(Excerpts from a figure dataset)

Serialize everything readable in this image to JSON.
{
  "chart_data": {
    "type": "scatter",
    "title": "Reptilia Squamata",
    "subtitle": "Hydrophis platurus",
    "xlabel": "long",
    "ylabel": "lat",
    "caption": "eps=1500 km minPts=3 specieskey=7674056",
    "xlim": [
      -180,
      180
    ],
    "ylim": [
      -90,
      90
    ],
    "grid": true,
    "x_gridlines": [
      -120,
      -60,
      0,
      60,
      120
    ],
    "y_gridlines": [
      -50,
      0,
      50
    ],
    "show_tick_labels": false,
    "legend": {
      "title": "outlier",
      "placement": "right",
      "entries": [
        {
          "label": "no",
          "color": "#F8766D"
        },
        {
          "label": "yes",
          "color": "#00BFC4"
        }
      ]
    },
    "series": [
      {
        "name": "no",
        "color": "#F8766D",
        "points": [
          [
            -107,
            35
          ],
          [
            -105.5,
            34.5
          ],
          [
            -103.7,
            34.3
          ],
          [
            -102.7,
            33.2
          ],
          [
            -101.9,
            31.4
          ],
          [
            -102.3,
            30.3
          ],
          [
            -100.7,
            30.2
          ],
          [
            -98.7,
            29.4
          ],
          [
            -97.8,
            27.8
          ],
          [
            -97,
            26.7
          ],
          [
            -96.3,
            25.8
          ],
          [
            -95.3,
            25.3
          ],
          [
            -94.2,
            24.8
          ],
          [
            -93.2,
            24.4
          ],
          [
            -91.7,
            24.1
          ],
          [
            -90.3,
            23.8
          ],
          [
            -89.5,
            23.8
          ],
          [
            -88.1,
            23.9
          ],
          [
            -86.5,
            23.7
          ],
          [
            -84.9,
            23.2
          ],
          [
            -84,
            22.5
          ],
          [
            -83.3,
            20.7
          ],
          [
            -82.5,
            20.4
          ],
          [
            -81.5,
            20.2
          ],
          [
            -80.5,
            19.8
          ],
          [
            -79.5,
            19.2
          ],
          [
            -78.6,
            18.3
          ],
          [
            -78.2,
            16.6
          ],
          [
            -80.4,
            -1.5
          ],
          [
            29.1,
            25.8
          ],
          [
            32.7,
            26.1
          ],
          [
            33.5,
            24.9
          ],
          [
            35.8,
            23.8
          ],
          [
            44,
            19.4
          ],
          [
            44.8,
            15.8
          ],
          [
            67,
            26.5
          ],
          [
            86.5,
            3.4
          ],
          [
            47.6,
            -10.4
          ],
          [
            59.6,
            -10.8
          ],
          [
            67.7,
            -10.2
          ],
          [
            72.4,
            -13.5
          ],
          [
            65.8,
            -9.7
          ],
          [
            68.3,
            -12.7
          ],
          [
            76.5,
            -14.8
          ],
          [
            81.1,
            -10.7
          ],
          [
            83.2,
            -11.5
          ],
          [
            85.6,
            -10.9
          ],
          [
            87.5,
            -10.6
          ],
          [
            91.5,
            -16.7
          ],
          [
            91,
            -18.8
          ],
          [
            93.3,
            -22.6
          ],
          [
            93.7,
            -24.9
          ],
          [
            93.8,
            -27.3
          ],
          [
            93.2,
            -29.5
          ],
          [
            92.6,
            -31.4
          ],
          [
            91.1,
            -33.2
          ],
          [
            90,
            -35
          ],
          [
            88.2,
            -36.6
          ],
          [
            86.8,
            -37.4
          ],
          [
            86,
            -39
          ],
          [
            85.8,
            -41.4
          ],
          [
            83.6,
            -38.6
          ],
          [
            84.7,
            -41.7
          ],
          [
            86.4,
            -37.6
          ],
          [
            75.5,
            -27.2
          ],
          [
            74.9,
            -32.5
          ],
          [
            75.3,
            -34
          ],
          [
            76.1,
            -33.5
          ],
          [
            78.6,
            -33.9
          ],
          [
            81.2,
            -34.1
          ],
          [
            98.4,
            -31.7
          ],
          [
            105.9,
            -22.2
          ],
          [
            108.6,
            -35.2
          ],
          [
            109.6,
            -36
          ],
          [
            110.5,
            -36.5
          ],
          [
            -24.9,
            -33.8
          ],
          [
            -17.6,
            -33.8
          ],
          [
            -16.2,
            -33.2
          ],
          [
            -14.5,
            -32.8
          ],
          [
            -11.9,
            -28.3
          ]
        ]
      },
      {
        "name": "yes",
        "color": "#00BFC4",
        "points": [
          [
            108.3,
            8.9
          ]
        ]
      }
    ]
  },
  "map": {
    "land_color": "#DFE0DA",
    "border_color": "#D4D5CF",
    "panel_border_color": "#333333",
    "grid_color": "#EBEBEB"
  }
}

» Prompt
Restate all of the entries exactly, please.

» Response to the task
Serialize everything readable in this image to JSON.
{
  "chart_data": {
    "type": "scatter",
    "title": "Reptilia Squamata",
    "subtitle": "Hydrophis platurus",
    "xlabel": "long",
    "ylabel": "lat",
    "caption": "eps=1500 km minPts=3 specieskey=7674056",
    "xlim": [
      -180,
      180
    ],
    "ylim": [
      -90,
      90
    ],
    "grid": true,
    "x_gridlines": [
      -120,
      -60,
      0,
      60,
      120
    ],
    "y_gridlines": [
      -50,
      0,
      50
    ],
    "show_tick_labels": false,
    "legend": {
      "title": "outlier",
      "placement": "right",
      "entries": [
        {
          "label": "no",
          "color": "#F8766D"
        },
        {
          "label": "yes",
          "color": "#00BFC4"
        }
      ]
    },
    "series": [
      {
        "name": "no",
        "color": "#F8766D",
        "points": [
          [
            -107,
            35
          ],
          [
            -105.5,
            34.5
          ],
          [
            -103.7,
            34.3
          ],
          [
            -102.7,
            33.2
          ],
          [
            -101.9,
            31.4
          ],
          [
            -102.3,
            30.3
          ],
          [
            -100.7,
            30.2
          ],
          [
            -98.7,
            29.4
          ],
          [
            -97.8,
            27.8
          ],
          [
            -97,
            26.7
          ],
          [
            -96.3,
            25.8
          ],
          [
            -95.3,
            25.3
          ],
          [
            -94.2,
            24.8
          ],
          [
            -93.2,
            24.4
          ],
          [
            -91.7,
            24.1
          ],
          [
            -90.3,
            23.8
          ],
          [
            -89.5,
            23.8
          ],
          [
            -88.1,
            23.9
          ],
          [
            -86.5,
            23.7
          ],
          [
            -84.9,
            23.2
          ],
          [
            -84,
            22.5
          ],
          [
            -83.3,
            20.7
          ],
          [
            -82.5,
            20.4
          ],
          [
            -81.5,
            20.2
          ],
          [
            -80.5,
            19.8
          ],
          [
            -79.5,
            19.2
          ],
          [
            -78.6,
            18.3
          ],
          [
            -78.2,
            16.6
          ],
          [
            -80.4,
            -1.5
          ],
          [
            29.1,
            25.8
          ],
          [
            32.7,
            26.1
          ],
          [
            33.5,
            24.9
          ],
          [
            35.8,
            23.8
          ],
          [
            44,
            19.4
          ],
          [
            44.8,
            15.8
          ],
          [
            67,
            26.5
          ],
          [
            86.5,
            3.4
          ],
          [
            47.6,
            -10.4
          ],
          [
            59.6,
            -10.8
          ],
          [
            67.7,
            -10.2
          ],
          [
            72.4,
            -13.5
          ],
          [
            65.8,
            -9.7
          ],
          [
            68.3,
            -12.7
          ],
          [
            76.5,
            -14.8
          ],
          [
            81.1,
            -10.7
          ],
          [
            83.2,
            -11.5
          ],
          [
            85.6,
            -10.9
          ],
          [
            87.5,
            -10.6
          ],
          [
            91.5,
            -16.7
          ],
          [
            91,
            -18.8
          ],
          [
            93.3,
            -22.6
          ],
          [
            93.7,
            -24.9
          ],
          [
            93.8,
            -27.3
          ],
          [
            93.2,
            -29.5
          ],
          [
            92.6,
            -31.4
          ],
          [
            91.1,
            -33.2
          ],
          [
            90,
            -35
          ],
          [
            88.2,
            -36.6
          ],
          [
            86.8,
            -37.4
          ],
          [
            86,
            -39
          ],
          [
            85.8,
            -41.4
          ],
          [
            83.6,
            -38.6
          ],
          [
            84.7,
            -41.7
          ],
          [
            86.4,
            -37.6
          ],
          [
            75.5,
            -27.2
          ],
          [
            74.9,
            -32.5
          ],
          [
            75.3,
            -34
          ],
          [
            76.1,
            -33.5
          ],
          [
            78.6,
            -33.9
          ],
          [
            81.2,
            -34.1
          ],
          [
            98.4,
            -31.7
          ],
          [
            105.9,
            -22.2
          ],
          [
            108.6,
            -35.2
          ],
          [
            109.6,
            -36
          ],
          [
            110.5,
            -36.5
          ],
          [
            -24.9,
            -33.8
          ],
          [
            -17.6,
            -33.8
          ],
          [
            -16.2,
            -33.2
          ],
          [
            -14.5,
            -32.8
          ],
          [
            -11.9,
            -28.3
          ]
        ]
      },
      {
        "name": "yes",
        "color": "#00BFC4",
        "points": [
          [
            108.3,
            8.9
          ]
        ]
      }
    ]
  },
  "map": {
    "land_color": "#DFE0DA",
    "border_color": "#D4D5CF",
    "panel_border_color": "#333333",
    "grid_color": "#EBEBEB"
  }
}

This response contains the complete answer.